## Supplied material

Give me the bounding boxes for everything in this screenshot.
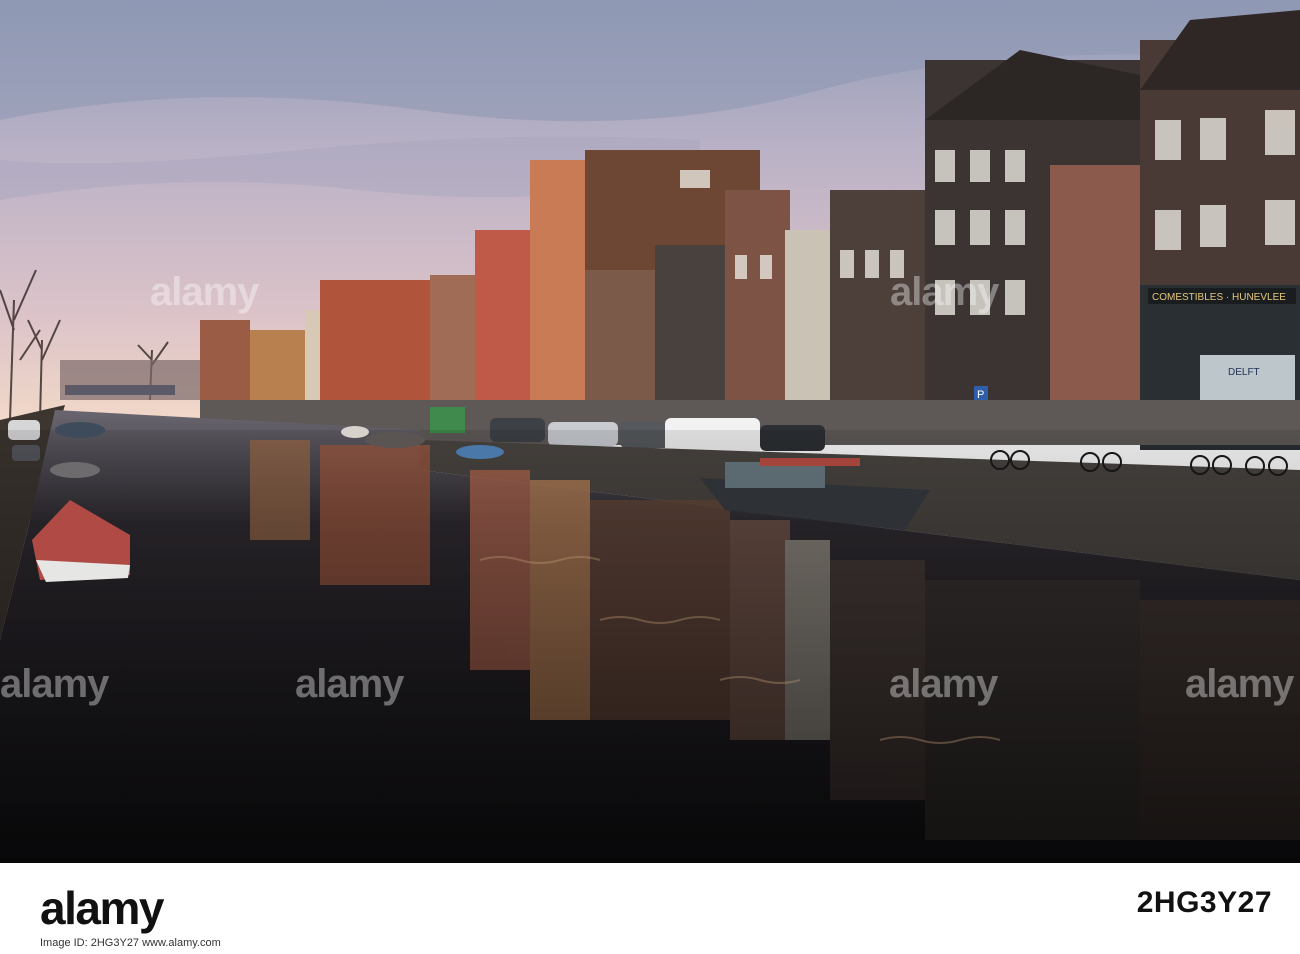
stock-photo-frame: COMESTIBLES · HUNEVLEE DELFT P alamy ala… (0, 0, 1300, 954)
canal-photo: COMESTIBLES · HUNEVLEE DELFT P (0, 0, 1300, 863)
distant-bridge (65, 385, 175, 395)
brand-logo: alamy (40, 882, 164, 934)
image-id: 2HG3Y27 (1136, 886, 1272, 919)
reflection-shade (0, 430, 1300, 863)
image-meta: Image ID: 2HG3Y27 www.alamy.com (40, 937, 221, 949)
delft-sign: DELFT (1228, 367, 1260, 378)
shop-sign: COMESTIBLES · HUNEVLEE (1152, 292, 1286, 303)
parking-sign: P (977, 389, 984, 401)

## Your instructions
Write out every one of the lines above word for word, leaving out the picture.

## The answer
Give me the bounding boxes for everything in this screenshot.
stock-photo-frame: COMESTIBLES · HUNEVLEE DELFT P alamy ala… (0, 0, 1300, 954)
canal-photo: COMESTIBLES · HUNEVLEE DELFT P (0, 0, 1300, 863)
distant-bridge (65, 385, 175, 395)
brand-logo: alamy (40, 882, 164, 934)
image-id: 2HG3Y27 (1136, 886, 1272, 919)
reflection-shade (0, 430, 1300, 863)
image-meta: Image ID: 2HG3Y27 www.alamy.com (40, 937, 221, 949)
delft-sign: DELFT (1228, 367, 1260, 378)
shop-sign: COMESTIBLES · HUNEVLEE (1152, 292, 1286, 303)
parking-sign: P (977, 389, 984, 401)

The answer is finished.